A run of records:
○ ○ ○
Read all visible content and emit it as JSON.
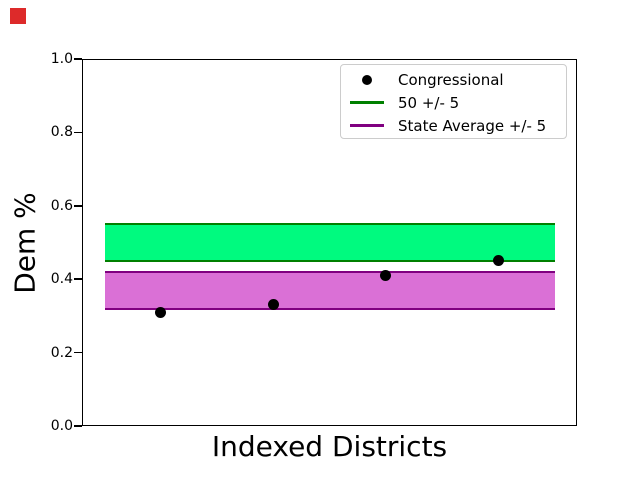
{
  "decorations": {
    "corner_square_color": "#dd2a2a"
  },
  "chart_data": {
    "type": "scatter",
    "title": "",
    "xlabel": "Indexed Districts",
    "ylabel": "Dem %",
    "xlim": [
      0.3,
      4.7
    ],
    "ylim": [
      0.0,
      1.0
    ],
    "yticks": [
      0.0,
      0.2,
      0.4,
      0.6,
      0.8,
      1.0
    ],
    "xticks": [],
    "grid": false,
    "legend_position": "upper right",
    "series": [
      {
        "slug": "congressional",
        "name": "Congressional",
        "type": "scatter",
        "marker": "circle",
        "color": "#000000",
        "x": [
          1,
          2,
          3,
          4
        ],
        "y": [
          0.31,
          0.33,
          0.41,
          0.45
        ]
      },
      {
        "slug": "fifty-band",
        "name": "50 +/- 5",
        "type": "band",
        "low": 0.45,
        "high": 0.55,
        "x_range": [
          0.5,
          4.5
        ],
        "fill_color": "#00fa7f",
        "edge_color": "#008000"
      },
      {
        "slug": "state-average-band",
        "name": "State Average +/- 5",
        "type": "band",
        "low": 0.32,
        "high": 0.42,
        "x_range": [
          0.5,
          4.5
        ],
        "fill_color": "#da70d6",
        "edge_color": "#800080"
      }
    ]
  }
}
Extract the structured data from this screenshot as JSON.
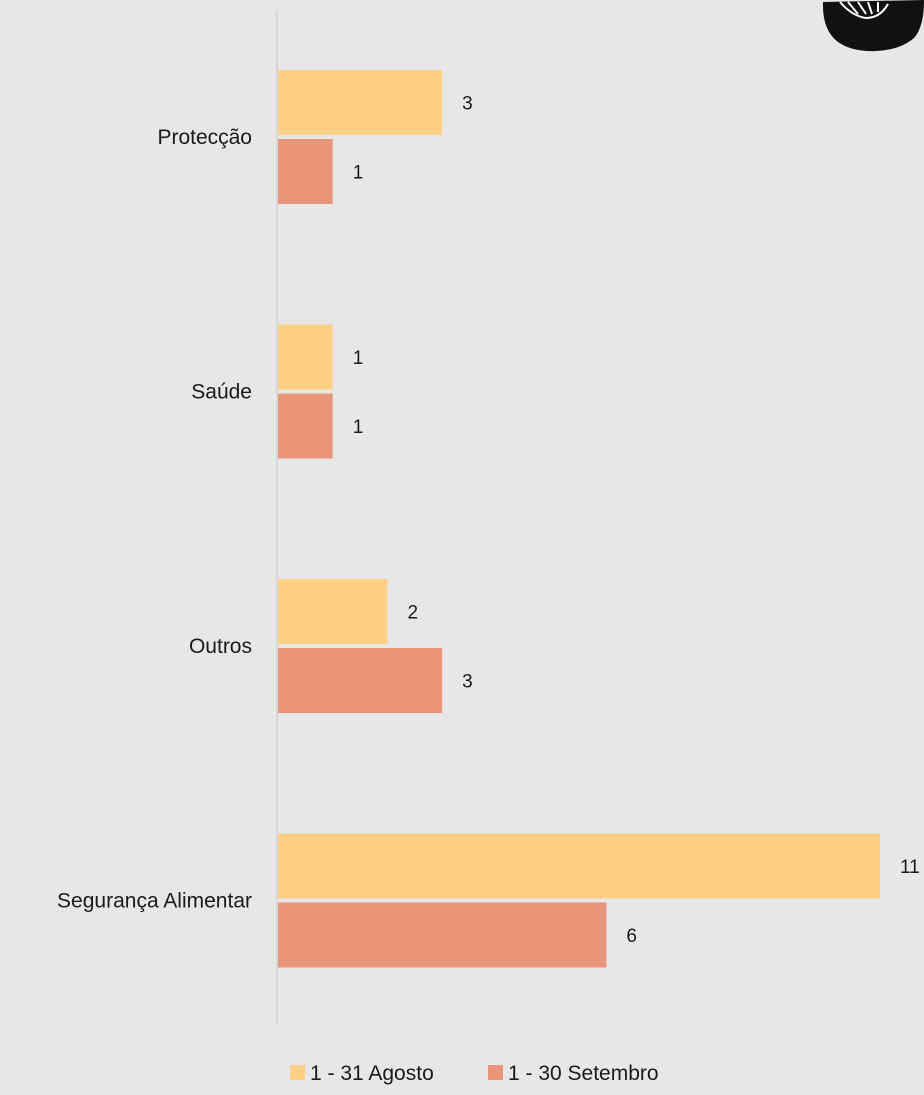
{
  "chart_data": {
    "type": "bar",
    "orientation": "horizontal",
    "categories": [
      "Protecção",
      "Saúde",
      "Outros",
      "Segurança Alimentar"
    ],
    "series": [
      {
        "name": "1 - 31 Agosto",
        "values": [
          3,
          1,
          2,
          11
        ],
        "color": "#fdd085"
      },
      {
        "name": "1 - 30 Setembro",
        "values": [
          1,
          1,
          3,
          6
        ],
        "color": "#e8957a"
      }
    ],
    "title": "",
    "xlabel": "",
    "ylabel": "",
    "xlim": [
      0,
      11
    ],
    "grid": false,
    "legend": "bottom",
    "data_labels": true
  },
  "icon": "food-bowl-icon",
  "colors": {
    "background": "#e7e7e7",
    "axis": "#d0d0d0",
    "text": "#1a1a1a"
  }
}
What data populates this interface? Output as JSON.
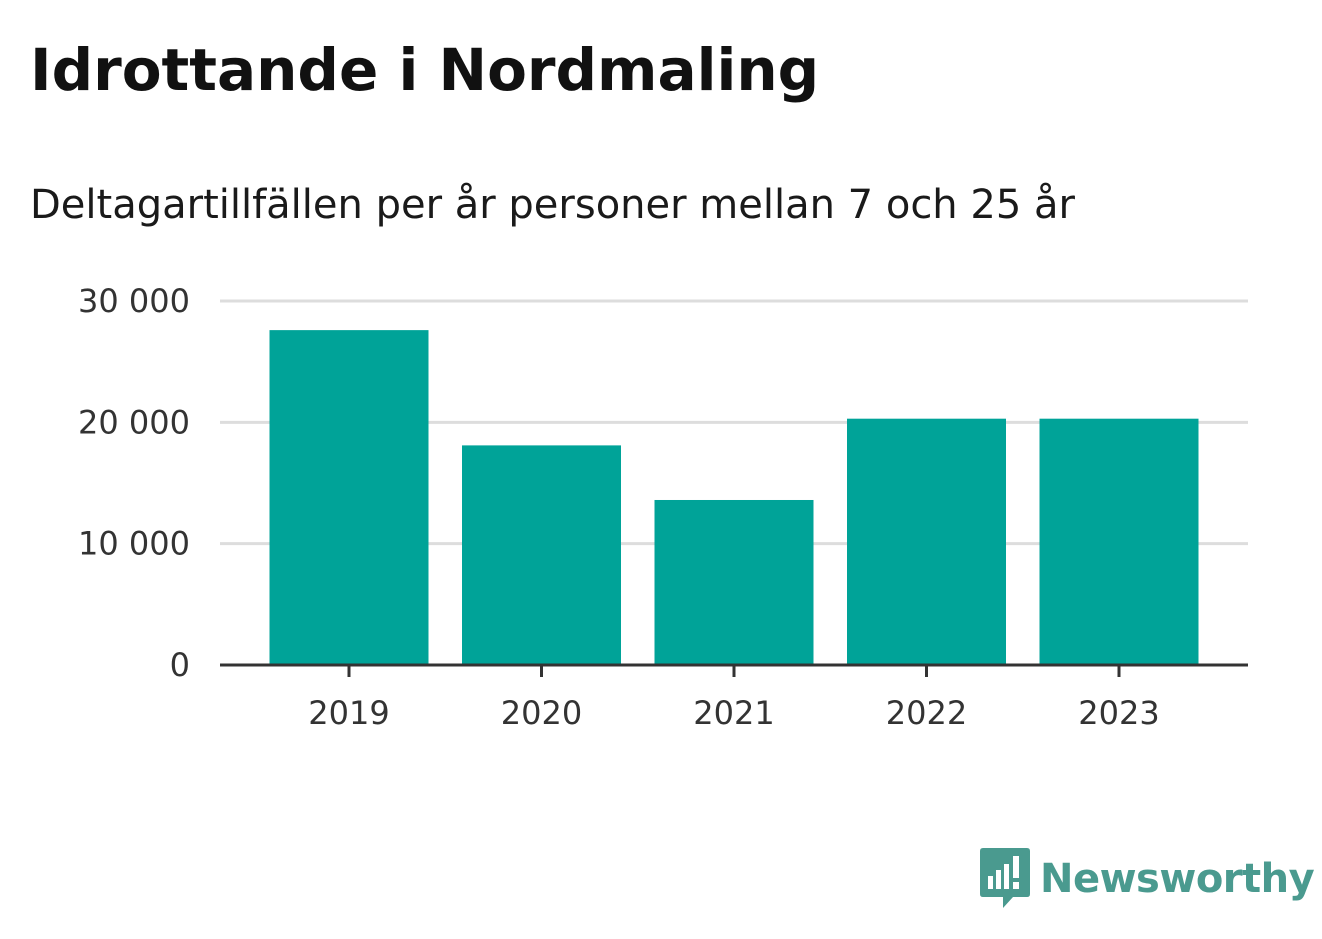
{
  "title": "Idrottande i Nordmaling",
  "subtitle": "Deltagartillfällen per år personer mellan 7 och 25 år",
  "brand": {
    "name": "Newsworthy",
    "icon": "newsworthy-logo-icon",
    "color": "#4a9a8f"
  },
  "colors": {
    "bar": "#00a398",
    "grid": "#dddddd",
    "axis": "#333333"
  },
  "chart_data": {
    "type": "bar",
    "categories": [
      "2019",
      "2020",
      "2021",
      "2022",
      "2023"
    ],
    "values": [
      27600,
      18100,
      13600,
      20300,
      20300
    ],
    "title": "Idrottande i Nordmaling",
    "subtitle": "Deltagartillfällen per år personer mellan 7 och 25 år",
    "xlabel": "",
    "ylabel": "",
    "ylim": [
      0,
      30000
    ],
    "yticks": [
      0,
      10000,
      20000,
      30000
    ],
    "ytick_labels": [
      "0",
      "10 000",
      "20 000",
      "30 000"
    ],
    "grid": true,
    "legend": "none"
  }
}
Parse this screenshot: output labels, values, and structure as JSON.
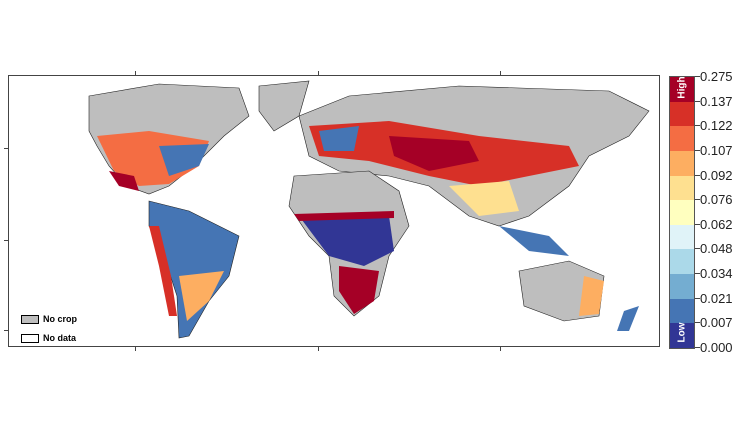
{
  "legend": {
    "high_label": "High",
    "low_label": "Low",
    "breaks": [
      "0.275",
      "0.137",
      "0.122",
      "0.107",
      "0.092",
      "0.076",
      "0.062",
      "0.048",
      "0.034",
      "0.021",
      "0.007",
      "0.000"
    ],
    "colors": [
      "#a50026",
      "#d73027",
      "#f46d43",
      "#fdae61",
      "#fee090",
      "#ffffbf",
      "#e0f3f8",
      "#abd9e9",
      "#74add1",
      "#4575b4",
      "#313695"
    ],
    "no_crop": {
      "label": "No crop",
      "color": "#bebebe"
    },
    "no_data": {
      "label": "No data",
      "color": "#ffffff"
    }
  }
}
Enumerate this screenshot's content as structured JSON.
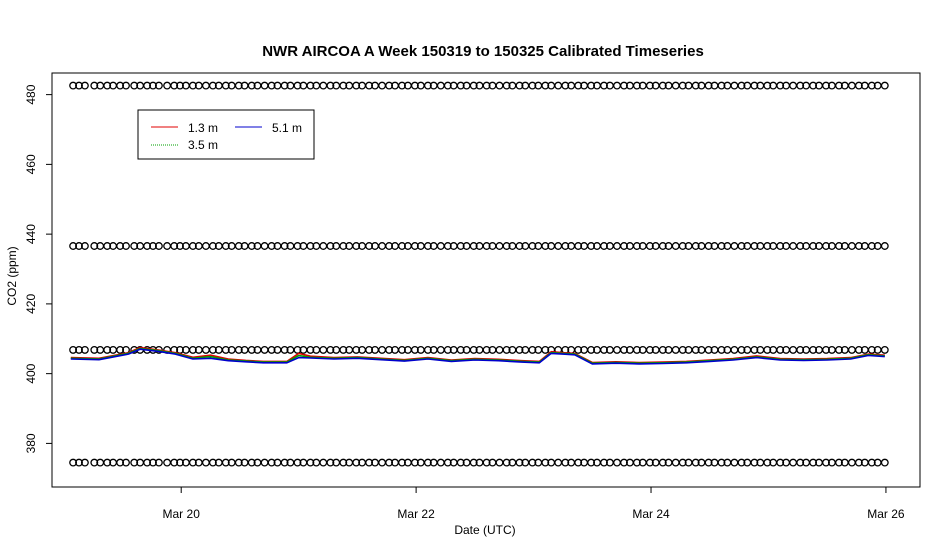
{
  "chart_data": {
    "type": "line",
    "title": "NWR AIRCOA A  Week 150319 to 150325  Calibrated Timeseries",
    "xlabel": "Date (UTC)",
    "ylabel": "CO2 (ppm)",
    "x_ticks": [
      "Mar 20",
      "Mar 22",
      "Mar 24",
      "Mar 26"
    ],
    "x_tick_days": [
      20,
      22,
      24,
      26
    ],
    "y_ticks": [
      380,
      400,
      420,
      440,
      460,
      480
    ],
    "xlim_days": [
      18.9,
      26.29
    ],
    "ylim": [
      367.5,
      486.2
    ],
    "legend": {
      "placement": "top-left",
      "entries": [
        {
          "label": "1.3 m",
          "color": "#e00000"
        },
        {
          "label": "5.1 m",
          "color": "#0000cc"
        },
        {
          "label": "3.5 m",
          "color": "#00a000"
        }
      ]
    },
    "calibration_levels": [
      374.5,
      406.8,
      436.6,
      482.6
    ],
    "calibration_x_days": [
      19.08,
      19.13,
      19.18,
      19.26,
      19.31,
      19.37,
      19.42,
      19.48,
      19.53,
      19.6,
      19.65,
      19.71,
      19.76,
      19.81,
      19.88,
      19.94,
      19.99,
      20.04,
      20.1,
      20.15,
      20.21,
      20.27,
      20.32,
      20.38,
      20.43,
      20.49,
      20.54,
      20.6,
      20.65,
      20.71,
      20.77,
      20.82,
      20.88,
      20.93,
      20.99,
      21.04,
      21.1,
      21.15,
      21.21,
      21.27,
      21.32,
      21.38,
      21.43,
      21.49,
      21.54,
      21.6,
      21.65,
      21.71,
      21.77,
      21.82,
      21.88,
      21.93,
      21.99,
      22.04,
      22.1,
      22.15,
      22.21,
      22.27,
      22.32,
      22.38,
      22.43,
      22.49,
      22.54,
      22.6,
      22.65,
      22.71,
      22.77,
      22.82,
      22.88,
      22.93,
      22.99,
      23.04,
      23.1,
      23.15,
      23.21,
      23.27,
      23.32,
      23.38,
      23.43,
      23.49,
      23.54,
      23.6,
      23.65,
      23.71,
      23.77,
      23.82,
      23.88,
      23.93,
      23.99,
      24.04,
      24.1,
      24.15,
      24.21,
      24.27,
      24.32,
      24.38,
      24.43,
      24.49,
      24.54,
      24.6,
      24.65,
      24.71,
      24.77,
      24.82,
      24.88,
      24.93,
      24.99,
      25.04,
      25.1,
      25.15,
      25.21,
      25.27,
      25.32,
      25.38,
      25.43,
      25.49,
      25.54,
      25.6,
      25.65,
      25.71,
      25.77,
      25.82,
      25.88,
      25.93,
      25.99
    ],
    "series": [
      {
        "name": "1.3 m",
        "color": "#e00000",
        "x": [
          19.06,
          19.3,
          19.55,
          19.65,
          19.8,
          19.95,
          20.1,
          20.25,
          20.4,
          20.55,
          20.7,
          20.9,
          21.0,
          21.1,
          21.3,
          21.5,
          21.7,
          21.9,
          22.1,
          22.3,
          22.5,
          22.7,
          22.9,
          23.05,
          23.15,
          23.25,
          23.35,
          23.5,
          23.7,
          23.9,
          24.1,
          24.3,
          24.5,
          24.7,
          24.9,
          25.1,
          25.3,
          25.5,
          25.7,
          25.85,
          25.99
        ],
        "y": [
          404.6,
          404.4,
          406.0,
          407.5,
          406.8,
          406.0,
          404.7,
          405.3,
          404.2,
          403.8,
          403.5,
          403.5,
          405.8,
          405.0,
          404.6,
          404.8,
          404.4,
          404.0,
          404.6,
          403.9,
          404.3,
          404.1,
          403.7,
          403.5,
          406.3,
          406.0,
          405.8,
          403.2,
          403.4,
          403.2,
          403.3,
          403.5,
          403.9,
          404.3,
          405.1,
          404.3,
          404.2,
          404.3,
          404.6,
          405.6,
          405.3
        ]
      },
      {
        "name": "3.5 m",
        "color": "#00a000",
        "x": [
          19.06,
          19.3,
          19.55,
          19.65,
          19.8,
          19.95,
          20.1,
          20.25,
          20.4,
          20.55,
          20.7,
          20.9,
          21.0,
          21.1,
          21.3,
          21.5,
          21.7,
          21.9,
          22.1,
          22.3,
          22.5,
          22.7,
          22.9,
          23.05,
          23.15,
          23.25,
          23.35,
          23.5,
          23.7,
          23.9,
          24.1,
          24.3,
          24.5,
          24.7,
          24.9,
          25.1,
          25.3,
          25.5,
          25.7,
          25.85,
          25.99
        ],
        "y": [
          404.4,
          404.2,
          405.8,
          407.2,
          406.6,
          405.8,
          404.4,
          404.9,
          403.9,
          403.6,
          403.3,
          403.3,
          405.2,
          404.7,
          404.4,
          404.6,
          404.2,
          403.8,
          404.4,
          403.7,
          404.1,
          403.9,
          403.5,
          403.3,
          406.0,
          405.8,
          405.6,
          403.0,
          403.2,
          403.0,
          403.1,
          403.3,
          403.7,
          404.1,
          404.8,
          404.1,
          404.0,
          404.1,
          404.4,
          405.4,
          405.1
        ]
      },
      {
        "name": "5.1 m",
        "color": "#0000cc",
        "x": [
          19.06,
          19.3,
          19.55,
          19.65,
          19.8,
          19.95,
          20.1,
          20.25,
          20.4,
          20.55,
          20.7,
          20.9,
          21.0,
          21.1,
          21.3,
          21.5,
          21.7,
          21.9,
          22.1,
          22.3,
          22.5,
          22.7,
          22.9,
          23.05,
          23.15,
          23.25,
          23.35,
          23.5,
          23.7,
          23.9,
          24.1,
          24.3,
          24.5,
          24.7,
          24.9,
          25.1,
          25.3,
          25.5,
          25.7,
          25.85,
          25.99
        ],
        "y": [
          404.2,
          404.0,
          405.6,
          407.0,
          406.4,
          405.6,
          404.2,
          404.4,
          403.7,
          403.4,
          403.1,
          403.1,
          404.6,
          404.5,
          404.2,
          404.4,
          404.0,
          403.6,
          404.2,
          403.5,
          403.9,
          403.7,
          403.3,
          403.1,
          405.8,
          405.6,
          405.4,
          402.8,
          403.0,
          402.8,
          402.9,
          403.1,
          403.5,
          403.9,
          404.6,
          403.9,
          403.8,
          403.9,
          404.2,
          405.2,
          404.9
        ]
      }
    ]
  }
}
○ ○ ○
Task prompt: Gather each line that holds "this".

Result of the exercise:
Extract the structured data from this screenshot as JSON.
What data populates this interface? Output as JSON.
Parse this screenshot: output labels, values, and structure as JSON.
Enumerate this screenshot's content as structured JSON.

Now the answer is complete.